Extracted data entries:
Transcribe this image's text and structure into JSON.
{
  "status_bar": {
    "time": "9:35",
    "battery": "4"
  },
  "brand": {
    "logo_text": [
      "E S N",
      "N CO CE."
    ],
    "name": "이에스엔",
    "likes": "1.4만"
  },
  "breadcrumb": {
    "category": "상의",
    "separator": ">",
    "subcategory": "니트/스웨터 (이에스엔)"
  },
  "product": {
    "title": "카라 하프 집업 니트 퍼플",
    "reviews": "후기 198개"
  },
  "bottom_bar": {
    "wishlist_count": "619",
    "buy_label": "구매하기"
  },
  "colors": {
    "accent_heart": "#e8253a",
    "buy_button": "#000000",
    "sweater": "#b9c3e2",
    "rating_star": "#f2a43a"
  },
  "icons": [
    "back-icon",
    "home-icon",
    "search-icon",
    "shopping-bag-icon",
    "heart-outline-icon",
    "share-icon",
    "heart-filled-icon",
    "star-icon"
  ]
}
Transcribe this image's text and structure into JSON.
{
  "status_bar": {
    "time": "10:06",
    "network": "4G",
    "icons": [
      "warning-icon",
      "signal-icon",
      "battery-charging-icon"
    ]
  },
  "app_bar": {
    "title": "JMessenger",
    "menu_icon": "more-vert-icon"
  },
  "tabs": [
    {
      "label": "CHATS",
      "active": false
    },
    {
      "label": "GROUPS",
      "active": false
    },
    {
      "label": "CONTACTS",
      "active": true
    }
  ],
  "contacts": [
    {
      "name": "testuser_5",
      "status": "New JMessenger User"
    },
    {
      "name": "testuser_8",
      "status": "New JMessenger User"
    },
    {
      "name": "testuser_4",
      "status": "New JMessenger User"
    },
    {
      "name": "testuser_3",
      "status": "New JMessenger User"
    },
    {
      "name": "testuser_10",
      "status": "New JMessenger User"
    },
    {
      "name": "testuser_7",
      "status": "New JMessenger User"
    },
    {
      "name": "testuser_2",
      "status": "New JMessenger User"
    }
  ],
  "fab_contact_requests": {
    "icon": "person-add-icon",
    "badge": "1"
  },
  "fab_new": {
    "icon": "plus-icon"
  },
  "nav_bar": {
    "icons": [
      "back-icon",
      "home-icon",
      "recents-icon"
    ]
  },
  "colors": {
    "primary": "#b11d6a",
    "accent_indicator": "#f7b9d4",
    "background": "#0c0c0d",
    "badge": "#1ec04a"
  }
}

- _Requirement_:
Return the entries in full, keeping every line exactly as it is.

- _The answer_:
Transcribe this image's text and structure into JSON.
{
  "status_bar": {
    "time": "9:35",
    "battery": "4"
  },
  "brand": {
    "logo_text": [
      "E S N",
      "N CO CE."
    ],
    "name": "이에스엔",
    "likes": "1.4만"
  },
  "breadcrumb": {
    "category": "상의",
    "separator": ">",
    "subcategory": "니트/스웨터 (이에스엔)"
  },
  "product": {
    "title": "카라 하프 집업 니트 퍼플",
    "reviews": "후기 198개"
  },
  "bottom_bar": {
    "wishlist_count": "619",
    "buy_label": "구매하기"
  },
  "colors": {
    "accent_heart": "#e8253a",
    "buy_button": "#000000",
    "sweater": "#b9c3e2",
    "rating_star": "#f2a43a"
  },
  "icons": [
    "back-icon",
    "home-icon",
    "search-icon",
    "shopping-bag-icon",
    "heart-outline-icon",
    "share-icon",
    "heart-filled-icon",
    "star-icon"
  ]
}
Transcribe this image's text and structure into JSON.
{
  "status_bar": {
    "time": "10:06",
    "network": "4G",
    "icons": [
      "warning-icon",
      "signal-icon",
      "battery-charging-icon"
    ]
  },
  "app_bar": {
    "title": "JMessenger",
    "menu_icon": "more-vert-icon"
  },
  "tabs": [
    {
      "label": "CHATS",
      "active": false
    },
    {
      "label": "GROUPS",
      "active": false
    },
    {
      "label": "CONTACTS",
      "active": true
    }
  ],
  "contacts": [
    {
      "name": "testuser_5",
      "status": "New JMessenger User"
    },
    {
      "name": "testuser_8",
      "status": "New JMessenger User"
    },
    {
      "name": "testuser_4",
      "status": "New JMessenger User"
    },
    {
      "name": "testuser_3",
      "status": "New JMessenger User"
    },
    {
      "name": "testuser_10",
      "status": "New JMessenger User"
    },
    {
      "name": "testuser_7",
      "status": "New JMessenger User"
    },
    {
      "name": "testuser_2",
      "status": "New JMessenger User"
    }
  ],
  "fab_contact_requests": {
    "icon": "person-add-icon",
    "badge": "1"
  },
  "fab_new": {
    "icon": "plus-icon"
  },
  "nav_bar": {
    "icons": [
      "back-icon",
      "home-icon",
      "recents-icon"
    ]
  },
  "colors": {
    "primary": "#b11d6a",
    "accent_indicator": "#f7b9d4",
    "background": "#0c0c0d",
    "badge": "#1ec04a"
  }
}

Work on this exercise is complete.